_INSTRUCTIONS TO FOLLOW_:
Transcribe all of the material exactly.

--- start DATA FOR THE TASK ---

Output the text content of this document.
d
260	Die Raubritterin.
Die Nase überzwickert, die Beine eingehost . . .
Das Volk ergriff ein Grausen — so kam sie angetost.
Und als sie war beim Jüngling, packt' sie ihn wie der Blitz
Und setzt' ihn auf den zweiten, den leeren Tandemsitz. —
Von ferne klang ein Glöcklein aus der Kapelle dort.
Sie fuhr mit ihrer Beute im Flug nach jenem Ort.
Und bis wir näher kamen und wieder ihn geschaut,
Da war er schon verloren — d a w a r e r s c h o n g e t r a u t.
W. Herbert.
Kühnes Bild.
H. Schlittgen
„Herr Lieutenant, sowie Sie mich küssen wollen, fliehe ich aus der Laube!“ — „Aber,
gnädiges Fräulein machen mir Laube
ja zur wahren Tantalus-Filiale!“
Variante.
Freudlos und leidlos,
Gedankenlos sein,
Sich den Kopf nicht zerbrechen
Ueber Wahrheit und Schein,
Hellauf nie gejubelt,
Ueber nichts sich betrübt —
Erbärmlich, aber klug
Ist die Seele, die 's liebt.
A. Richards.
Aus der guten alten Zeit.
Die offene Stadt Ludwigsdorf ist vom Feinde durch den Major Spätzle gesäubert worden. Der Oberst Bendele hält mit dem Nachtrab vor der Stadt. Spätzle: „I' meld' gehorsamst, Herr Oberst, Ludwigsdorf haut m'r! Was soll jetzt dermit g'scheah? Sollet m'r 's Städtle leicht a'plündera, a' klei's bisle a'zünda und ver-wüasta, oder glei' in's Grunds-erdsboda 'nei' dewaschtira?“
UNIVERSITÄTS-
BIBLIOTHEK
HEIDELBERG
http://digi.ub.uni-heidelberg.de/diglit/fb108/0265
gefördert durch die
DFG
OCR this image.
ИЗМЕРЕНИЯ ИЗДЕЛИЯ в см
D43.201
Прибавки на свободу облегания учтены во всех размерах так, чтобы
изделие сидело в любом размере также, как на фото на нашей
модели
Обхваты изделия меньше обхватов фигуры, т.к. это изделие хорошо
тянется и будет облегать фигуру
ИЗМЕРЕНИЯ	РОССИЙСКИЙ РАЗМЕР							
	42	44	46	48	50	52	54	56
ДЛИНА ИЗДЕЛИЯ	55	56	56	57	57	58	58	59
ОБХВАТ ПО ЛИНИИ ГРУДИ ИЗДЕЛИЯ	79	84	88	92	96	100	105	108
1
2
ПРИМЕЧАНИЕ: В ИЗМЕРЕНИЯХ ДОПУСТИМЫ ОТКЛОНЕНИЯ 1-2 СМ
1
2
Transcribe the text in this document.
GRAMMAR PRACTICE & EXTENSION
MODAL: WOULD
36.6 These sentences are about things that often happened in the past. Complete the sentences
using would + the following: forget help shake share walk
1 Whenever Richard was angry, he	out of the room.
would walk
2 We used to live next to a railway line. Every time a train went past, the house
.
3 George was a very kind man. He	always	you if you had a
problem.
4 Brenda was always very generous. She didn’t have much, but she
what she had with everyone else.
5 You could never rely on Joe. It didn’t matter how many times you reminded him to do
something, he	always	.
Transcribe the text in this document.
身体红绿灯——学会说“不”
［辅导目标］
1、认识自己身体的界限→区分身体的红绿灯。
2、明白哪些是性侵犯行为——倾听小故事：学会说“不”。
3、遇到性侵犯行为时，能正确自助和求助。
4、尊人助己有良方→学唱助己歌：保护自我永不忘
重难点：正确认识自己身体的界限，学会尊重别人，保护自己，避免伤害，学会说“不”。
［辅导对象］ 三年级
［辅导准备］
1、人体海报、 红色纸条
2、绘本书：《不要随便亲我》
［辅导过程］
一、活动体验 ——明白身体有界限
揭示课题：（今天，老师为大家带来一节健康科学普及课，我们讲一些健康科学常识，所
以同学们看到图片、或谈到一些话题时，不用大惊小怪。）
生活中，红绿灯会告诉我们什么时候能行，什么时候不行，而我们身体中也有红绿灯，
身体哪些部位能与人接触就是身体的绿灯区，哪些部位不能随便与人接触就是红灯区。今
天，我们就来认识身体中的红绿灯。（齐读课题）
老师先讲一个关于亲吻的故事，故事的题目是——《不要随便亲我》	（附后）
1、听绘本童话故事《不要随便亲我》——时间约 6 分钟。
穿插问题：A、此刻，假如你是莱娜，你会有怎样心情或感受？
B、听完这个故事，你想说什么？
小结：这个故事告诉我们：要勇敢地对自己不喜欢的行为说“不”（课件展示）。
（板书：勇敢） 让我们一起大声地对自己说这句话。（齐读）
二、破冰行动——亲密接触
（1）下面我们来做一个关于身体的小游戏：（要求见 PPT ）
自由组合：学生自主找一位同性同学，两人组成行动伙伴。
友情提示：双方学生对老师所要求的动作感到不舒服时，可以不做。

--- end DATA FOR THE TASK ---

_OUTPUT OF THE EXERCISE_:
Output the text content of this document.
d
260	Die Raubritterin.
Die Nase überzwickert, die Beine eingehost . . .
Das Volk ergriff ein Grausen — so kam sie angetost.
Und als sie war beim Jüngling, packt' sie ihn wie der Blitz
Und setzt' ihn auf den zweiten, den leeren Tandemsitz. —
Von ferne klang ein Glöcklein aus der Kapelle dort.
Sie fuhr mit ihrer Beute im Flug nach jenem Ort.
Und bis wir näher kamen und wieder ihn geschaut,
Da war er schon verloren — d a w a r e r s c h o n g e t r a u t.
W. Herbert.
Kühnes Bild.
H. Schlittgen
„Herr Lieutenant, sowie Sie mich küssen wollen, fliehe ich aus der Laube!“ — „Aber,
gnädiges Fräulein machen mir Laube
ja zur wahren Tantalus-Filiale!“
Variante.
Freudlos und leidlos,
Gedankenlos sein,
Sich den Kopf nicht zerbrechen
Ueber Wahrheit und Schein,
Hellauf nie gejubelt,
Ueber nichts sich betrübt —
Erbärmlich, aber klug
Ist die Seele, die 's liebt.
A. Richards.
Aus der guten alten Zeit.
Die offene Stadt Ludwigsdorf ist vom Feinde durch den Major Spätzle gesäubert worden. Der Oberst Bendele hält mit dem Nachtrab vor der Stadt. Spätzle: „I' meld' gehorsamst, Herr Oberst, Ludwigsdorf haut m'r! Was soll jetzt dermit g'scheah? Sollet m'r 's Städtle leicht a'plündera, a' klei's bisle a'zünda und ver-wüasta, oder glei' in's Grunds-erdsboda 'nei' dewaschtira?“
UNIVERSITÄTS-
BIBLIOTHEK
HEIDELBERG
http://digi.ub.uni-heidelberg.de/diglit/fb108/0265
gefördert durch die
DFG
OCR this image.
ИЗМЕРЕНИЯ ИЗДЕЛИЯ в см
D43.201
Прибавки на свободу облегания учтены во всех размерах так, чтобы
изделие сидело в любом размере также, как на фото на нашей
модели
Обхваты изделия меньше обхватов фигуры, т.к. это изделие хорошо
тянется и будет облегать фигуру
ИЗМЕРЕНИЯ	РОССИЙСКИЙ РАЗМЕР							
	42	44	46	48	50	52	54	56
ДЛИНА ИЗДЕЛИЯ	55	56	56	57	57	58	58	59
ОБХВАТ ПО ЛИНИИ ГРУДИ ИЗДЕЛИЯ	79	84	88	92	96	100	105	108
1
2
ПРИМЕЧАНИЕ: В ИЗМЕРЕНИЯХ ДОПУСТИМЫ ОТКЛОНЕНИЯ 1-2 СМ
1
2
Transcribe the text in this document.
GRAMMAR PRACTICE & EXTENSION
MODAL: WOULD
36.6 These sentences are about things that often happened in the past. Complete the sentences
using would + the following: forget help shake share walk
1 Whenever Richard was angry, he	out of the room.
would walk
2 We used to live next to a railway line. Every time a train went past, the house
.
3 George was a very kind man. He	always	you if you had a
problem.
4 Brenda was always very generous. She didn’t have much, but she
what she had with everyone else.
5 You could never rely on Joe. It didn’t matter how many times you reminded him to do
something, he	always	.
Transcribe the text in this document.
身体红绿灯——学会说“不”
［辅导目标］
1、认识自己身体的界限→区分身体的红绿灯。
2、明白哪些是性侵犯行为——倾听小故事：学会说“不”。
3、遇到性侵犯行为时，能正确自助和求助。
4、尊人助己有良方→学唱助己歌：保护自我永不忘
重难点：正确认识自己身体的界限，学会尊重别人，保护自己，避免伤害，学会说“不”。
［辅导对象］ 三年级
［辅导准备］
1、人体海报、 红色纸条
2、绘本书：《不要随便亲我》
［辅导过程］
一、活动体验 ——明白身体有界限
揭示课题：（今天，老师为大家带来一节健康科学普及课，我们讲一些健康科学常识，所
以同学们看到图片、或谈到一些话题时，不用大惊小怪。）
生活中，红绿灯会告诉我们什么时候能行，什么时候不行，而我们身体中也有红绿灯，
身体哪些部位能与人接触就是身体的绿灯区，哪些部位不能随便与人接触就是红灯区。今
天，我们就来认识身体中的红绿灯。（齐读课题）
老师先讲一个关于亲吻的故事，故事的题目是——《不要随便亲我》	（附后）
1、听绘本童话故事《不要随便亲我》——时间约 6 分钟。
穿插问题：A、此刻，假如你是莱娜，你会有怎样心情或感受？
B、听完这个故事，你想说什么？
小结：这个故事告诉我们：要勇敢地对自己不喜欢的行为说“不”（课件展示）。
（板书：勇敢） 让我们一起大声地对自己说这句话。（齐读）
二、破冰行动——亲密接触
（1）下面我们来做一个关于身体的小游戏：（要求见 PPT ）
自由组合：学生自主找一位同性同学，两人组成行动伙伴。
友情提示：双方学生对老师所要求的动作感到不舒服时，可以不做。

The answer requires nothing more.